--- start of Input data ---
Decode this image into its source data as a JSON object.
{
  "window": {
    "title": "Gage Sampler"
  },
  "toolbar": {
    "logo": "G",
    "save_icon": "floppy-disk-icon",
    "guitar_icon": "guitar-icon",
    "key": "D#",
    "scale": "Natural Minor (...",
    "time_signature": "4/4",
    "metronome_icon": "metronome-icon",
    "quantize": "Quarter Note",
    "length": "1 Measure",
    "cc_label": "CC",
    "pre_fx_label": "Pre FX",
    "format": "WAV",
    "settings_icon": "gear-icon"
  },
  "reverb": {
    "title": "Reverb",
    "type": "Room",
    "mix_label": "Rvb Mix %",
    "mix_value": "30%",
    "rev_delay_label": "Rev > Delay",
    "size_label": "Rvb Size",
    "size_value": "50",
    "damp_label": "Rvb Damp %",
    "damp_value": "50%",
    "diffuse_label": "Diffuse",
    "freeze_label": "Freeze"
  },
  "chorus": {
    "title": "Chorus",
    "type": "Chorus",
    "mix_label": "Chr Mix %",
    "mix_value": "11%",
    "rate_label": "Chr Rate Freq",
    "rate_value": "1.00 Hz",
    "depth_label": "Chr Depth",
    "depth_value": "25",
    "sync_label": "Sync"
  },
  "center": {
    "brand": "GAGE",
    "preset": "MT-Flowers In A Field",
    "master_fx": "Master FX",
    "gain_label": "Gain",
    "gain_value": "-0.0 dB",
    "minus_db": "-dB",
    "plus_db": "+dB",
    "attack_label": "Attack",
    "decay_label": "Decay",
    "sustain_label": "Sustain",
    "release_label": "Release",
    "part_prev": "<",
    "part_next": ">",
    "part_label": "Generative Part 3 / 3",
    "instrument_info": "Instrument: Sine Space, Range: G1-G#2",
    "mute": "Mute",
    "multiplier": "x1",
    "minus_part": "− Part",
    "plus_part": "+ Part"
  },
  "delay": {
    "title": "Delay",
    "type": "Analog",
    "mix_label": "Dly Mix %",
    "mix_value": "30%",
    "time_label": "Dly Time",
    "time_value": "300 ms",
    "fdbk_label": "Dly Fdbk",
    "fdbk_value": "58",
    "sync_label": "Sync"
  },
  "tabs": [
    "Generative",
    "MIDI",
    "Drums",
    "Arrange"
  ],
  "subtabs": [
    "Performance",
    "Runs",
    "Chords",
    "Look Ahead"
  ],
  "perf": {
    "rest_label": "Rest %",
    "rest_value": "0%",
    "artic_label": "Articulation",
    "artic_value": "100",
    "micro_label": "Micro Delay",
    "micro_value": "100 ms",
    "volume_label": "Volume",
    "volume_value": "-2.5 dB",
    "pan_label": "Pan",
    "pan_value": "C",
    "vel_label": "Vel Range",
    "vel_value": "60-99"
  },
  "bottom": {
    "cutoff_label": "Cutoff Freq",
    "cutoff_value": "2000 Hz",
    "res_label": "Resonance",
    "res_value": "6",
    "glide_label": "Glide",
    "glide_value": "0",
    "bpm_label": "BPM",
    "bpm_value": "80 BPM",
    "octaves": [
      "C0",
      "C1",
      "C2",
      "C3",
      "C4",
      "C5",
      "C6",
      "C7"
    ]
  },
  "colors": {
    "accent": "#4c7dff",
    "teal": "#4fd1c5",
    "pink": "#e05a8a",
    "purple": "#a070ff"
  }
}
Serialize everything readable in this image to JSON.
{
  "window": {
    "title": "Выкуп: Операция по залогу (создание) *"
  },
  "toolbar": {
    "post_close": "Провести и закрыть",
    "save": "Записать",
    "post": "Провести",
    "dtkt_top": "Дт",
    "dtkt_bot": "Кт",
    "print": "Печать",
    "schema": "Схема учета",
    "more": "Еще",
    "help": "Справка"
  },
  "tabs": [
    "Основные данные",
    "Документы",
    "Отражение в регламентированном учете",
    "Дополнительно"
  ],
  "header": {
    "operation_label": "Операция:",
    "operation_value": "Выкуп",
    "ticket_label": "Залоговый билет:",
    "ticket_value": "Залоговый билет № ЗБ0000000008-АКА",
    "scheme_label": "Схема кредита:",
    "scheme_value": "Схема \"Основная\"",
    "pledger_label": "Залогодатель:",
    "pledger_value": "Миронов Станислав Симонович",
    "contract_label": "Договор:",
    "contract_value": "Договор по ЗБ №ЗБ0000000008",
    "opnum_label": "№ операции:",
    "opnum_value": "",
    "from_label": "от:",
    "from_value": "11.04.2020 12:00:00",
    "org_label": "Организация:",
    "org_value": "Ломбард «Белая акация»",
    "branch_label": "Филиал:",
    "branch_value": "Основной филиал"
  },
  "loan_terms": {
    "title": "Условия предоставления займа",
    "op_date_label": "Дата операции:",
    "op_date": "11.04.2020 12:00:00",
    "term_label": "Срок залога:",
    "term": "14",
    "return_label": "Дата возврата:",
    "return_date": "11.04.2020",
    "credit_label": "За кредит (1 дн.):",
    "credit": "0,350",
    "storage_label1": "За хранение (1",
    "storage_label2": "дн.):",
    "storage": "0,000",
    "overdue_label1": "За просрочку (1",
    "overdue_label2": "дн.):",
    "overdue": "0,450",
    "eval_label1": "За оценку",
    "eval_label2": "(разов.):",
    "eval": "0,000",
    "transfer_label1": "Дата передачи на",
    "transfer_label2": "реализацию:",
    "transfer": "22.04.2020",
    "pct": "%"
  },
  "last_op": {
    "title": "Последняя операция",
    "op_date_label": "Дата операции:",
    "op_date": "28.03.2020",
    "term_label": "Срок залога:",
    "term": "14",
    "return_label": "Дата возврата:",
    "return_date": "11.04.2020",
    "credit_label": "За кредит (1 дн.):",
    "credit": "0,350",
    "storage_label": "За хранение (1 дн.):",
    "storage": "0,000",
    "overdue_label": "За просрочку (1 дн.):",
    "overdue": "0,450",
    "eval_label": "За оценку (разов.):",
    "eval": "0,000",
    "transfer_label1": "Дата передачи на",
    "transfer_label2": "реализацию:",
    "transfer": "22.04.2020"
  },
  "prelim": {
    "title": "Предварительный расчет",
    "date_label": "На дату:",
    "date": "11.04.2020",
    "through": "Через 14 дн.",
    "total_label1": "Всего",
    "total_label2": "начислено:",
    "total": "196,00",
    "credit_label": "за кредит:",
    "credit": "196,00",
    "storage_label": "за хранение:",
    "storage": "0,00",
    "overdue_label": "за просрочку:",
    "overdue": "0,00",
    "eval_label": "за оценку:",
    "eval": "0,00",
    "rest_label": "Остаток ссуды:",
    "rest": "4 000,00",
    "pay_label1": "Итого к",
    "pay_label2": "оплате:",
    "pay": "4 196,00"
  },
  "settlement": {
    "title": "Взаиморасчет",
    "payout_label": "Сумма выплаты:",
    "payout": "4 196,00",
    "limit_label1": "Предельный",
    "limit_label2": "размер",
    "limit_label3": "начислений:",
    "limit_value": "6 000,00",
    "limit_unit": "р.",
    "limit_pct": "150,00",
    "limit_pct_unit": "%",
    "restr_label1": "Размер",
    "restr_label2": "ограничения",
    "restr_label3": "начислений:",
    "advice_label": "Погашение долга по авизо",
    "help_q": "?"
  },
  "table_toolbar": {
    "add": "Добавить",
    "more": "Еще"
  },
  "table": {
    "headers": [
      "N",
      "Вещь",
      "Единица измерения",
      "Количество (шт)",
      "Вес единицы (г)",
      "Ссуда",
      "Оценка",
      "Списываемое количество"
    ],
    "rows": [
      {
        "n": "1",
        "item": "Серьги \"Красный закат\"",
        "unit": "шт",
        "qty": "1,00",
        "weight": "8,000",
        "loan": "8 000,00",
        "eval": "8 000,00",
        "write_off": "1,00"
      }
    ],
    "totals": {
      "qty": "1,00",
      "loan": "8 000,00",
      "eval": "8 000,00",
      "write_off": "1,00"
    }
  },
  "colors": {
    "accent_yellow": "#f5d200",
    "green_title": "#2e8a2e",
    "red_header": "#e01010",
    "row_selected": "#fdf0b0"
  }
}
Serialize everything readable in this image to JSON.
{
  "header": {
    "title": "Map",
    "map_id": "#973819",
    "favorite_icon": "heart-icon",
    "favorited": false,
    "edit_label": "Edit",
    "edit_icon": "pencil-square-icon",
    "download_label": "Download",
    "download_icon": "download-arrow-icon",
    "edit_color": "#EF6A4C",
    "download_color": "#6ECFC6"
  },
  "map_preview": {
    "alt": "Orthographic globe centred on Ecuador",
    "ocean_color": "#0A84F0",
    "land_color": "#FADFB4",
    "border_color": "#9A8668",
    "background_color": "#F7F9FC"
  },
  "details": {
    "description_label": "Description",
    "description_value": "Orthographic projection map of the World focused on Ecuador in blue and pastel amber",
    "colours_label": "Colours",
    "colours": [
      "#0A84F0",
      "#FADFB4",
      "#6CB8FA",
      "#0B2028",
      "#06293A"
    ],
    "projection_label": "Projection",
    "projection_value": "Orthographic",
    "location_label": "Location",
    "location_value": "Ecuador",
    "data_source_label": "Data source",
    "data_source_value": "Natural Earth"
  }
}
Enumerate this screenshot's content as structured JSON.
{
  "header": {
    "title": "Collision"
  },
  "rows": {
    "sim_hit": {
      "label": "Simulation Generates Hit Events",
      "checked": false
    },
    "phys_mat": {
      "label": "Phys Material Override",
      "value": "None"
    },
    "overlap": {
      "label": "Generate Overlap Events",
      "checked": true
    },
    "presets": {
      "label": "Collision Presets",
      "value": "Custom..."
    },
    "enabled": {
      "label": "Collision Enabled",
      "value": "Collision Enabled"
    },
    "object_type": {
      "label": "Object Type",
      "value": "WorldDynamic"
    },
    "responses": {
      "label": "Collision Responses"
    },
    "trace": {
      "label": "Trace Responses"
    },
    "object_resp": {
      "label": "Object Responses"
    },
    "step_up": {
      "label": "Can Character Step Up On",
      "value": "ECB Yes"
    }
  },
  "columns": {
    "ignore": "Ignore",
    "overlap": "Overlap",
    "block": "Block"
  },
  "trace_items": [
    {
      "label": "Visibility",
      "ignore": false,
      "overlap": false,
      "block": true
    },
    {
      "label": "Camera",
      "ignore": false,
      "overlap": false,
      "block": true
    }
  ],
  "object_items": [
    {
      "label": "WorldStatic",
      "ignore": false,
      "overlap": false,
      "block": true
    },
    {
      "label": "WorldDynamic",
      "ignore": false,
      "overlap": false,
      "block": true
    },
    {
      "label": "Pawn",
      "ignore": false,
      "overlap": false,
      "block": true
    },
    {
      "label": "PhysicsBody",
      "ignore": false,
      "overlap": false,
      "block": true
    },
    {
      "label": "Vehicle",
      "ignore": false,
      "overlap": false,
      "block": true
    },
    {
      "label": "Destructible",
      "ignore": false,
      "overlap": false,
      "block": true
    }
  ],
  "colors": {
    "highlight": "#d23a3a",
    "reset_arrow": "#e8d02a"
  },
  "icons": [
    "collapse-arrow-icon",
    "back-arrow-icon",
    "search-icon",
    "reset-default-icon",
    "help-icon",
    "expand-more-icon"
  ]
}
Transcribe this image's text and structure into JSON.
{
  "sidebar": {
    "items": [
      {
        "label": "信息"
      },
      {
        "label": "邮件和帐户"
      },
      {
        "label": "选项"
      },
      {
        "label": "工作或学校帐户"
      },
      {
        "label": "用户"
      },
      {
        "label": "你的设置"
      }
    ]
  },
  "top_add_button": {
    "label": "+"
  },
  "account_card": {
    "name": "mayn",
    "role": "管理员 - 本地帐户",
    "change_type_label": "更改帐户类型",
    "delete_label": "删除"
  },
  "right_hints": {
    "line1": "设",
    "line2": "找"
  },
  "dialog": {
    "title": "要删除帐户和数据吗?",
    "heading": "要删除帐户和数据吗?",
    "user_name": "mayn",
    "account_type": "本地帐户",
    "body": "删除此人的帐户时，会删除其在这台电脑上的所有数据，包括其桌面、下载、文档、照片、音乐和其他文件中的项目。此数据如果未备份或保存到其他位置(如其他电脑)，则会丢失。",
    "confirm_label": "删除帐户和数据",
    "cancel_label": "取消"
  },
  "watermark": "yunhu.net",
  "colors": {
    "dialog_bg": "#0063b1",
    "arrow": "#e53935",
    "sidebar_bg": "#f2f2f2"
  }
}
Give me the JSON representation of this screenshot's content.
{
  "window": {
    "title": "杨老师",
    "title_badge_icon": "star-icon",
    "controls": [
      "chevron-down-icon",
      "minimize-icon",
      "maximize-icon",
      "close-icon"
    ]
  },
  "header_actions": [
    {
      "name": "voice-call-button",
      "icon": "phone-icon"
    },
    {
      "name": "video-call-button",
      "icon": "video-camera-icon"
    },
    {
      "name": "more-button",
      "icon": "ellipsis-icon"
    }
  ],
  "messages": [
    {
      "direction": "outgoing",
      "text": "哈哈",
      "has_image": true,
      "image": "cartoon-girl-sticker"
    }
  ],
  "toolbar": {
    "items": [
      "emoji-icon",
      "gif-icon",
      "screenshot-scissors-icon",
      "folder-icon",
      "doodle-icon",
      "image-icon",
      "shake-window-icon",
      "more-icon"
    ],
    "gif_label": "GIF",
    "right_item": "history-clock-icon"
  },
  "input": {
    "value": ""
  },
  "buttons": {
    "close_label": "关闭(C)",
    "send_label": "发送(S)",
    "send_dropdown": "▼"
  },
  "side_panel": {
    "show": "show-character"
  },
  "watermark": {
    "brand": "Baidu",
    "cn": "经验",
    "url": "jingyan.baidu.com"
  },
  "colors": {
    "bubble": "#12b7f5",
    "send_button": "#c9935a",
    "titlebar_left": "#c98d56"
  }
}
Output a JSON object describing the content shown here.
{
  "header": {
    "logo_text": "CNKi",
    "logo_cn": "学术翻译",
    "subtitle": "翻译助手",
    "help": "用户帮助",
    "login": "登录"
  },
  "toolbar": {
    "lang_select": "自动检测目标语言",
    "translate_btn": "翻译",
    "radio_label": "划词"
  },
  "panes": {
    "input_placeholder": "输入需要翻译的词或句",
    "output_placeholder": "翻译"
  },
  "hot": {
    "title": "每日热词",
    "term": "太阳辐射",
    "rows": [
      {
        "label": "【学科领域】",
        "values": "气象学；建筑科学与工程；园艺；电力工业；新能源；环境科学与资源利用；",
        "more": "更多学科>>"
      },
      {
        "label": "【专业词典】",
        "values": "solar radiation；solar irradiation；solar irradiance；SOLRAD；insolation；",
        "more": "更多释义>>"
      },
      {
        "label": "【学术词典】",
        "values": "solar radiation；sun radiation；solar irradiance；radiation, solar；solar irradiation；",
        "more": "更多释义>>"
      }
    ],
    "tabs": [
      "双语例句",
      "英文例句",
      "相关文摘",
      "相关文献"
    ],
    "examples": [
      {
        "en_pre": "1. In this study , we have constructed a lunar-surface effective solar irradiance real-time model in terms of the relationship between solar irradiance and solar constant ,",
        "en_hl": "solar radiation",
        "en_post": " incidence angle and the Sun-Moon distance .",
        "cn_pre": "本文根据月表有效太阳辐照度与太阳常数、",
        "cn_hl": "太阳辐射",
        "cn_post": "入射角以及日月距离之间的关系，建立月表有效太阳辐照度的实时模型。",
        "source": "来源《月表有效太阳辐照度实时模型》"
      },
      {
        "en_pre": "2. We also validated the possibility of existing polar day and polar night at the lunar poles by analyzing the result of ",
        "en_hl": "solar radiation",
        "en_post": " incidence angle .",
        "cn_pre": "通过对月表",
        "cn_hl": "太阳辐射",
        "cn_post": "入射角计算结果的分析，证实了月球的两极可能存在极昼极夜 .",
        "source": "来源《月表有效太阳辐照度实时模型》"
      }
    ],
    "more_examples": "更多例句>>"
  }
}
--- end of Input data ---
Task prompt ▸ What is the number of lines in the data that hold the string "lunar"? Answer with the number only.

Task response ▸ 2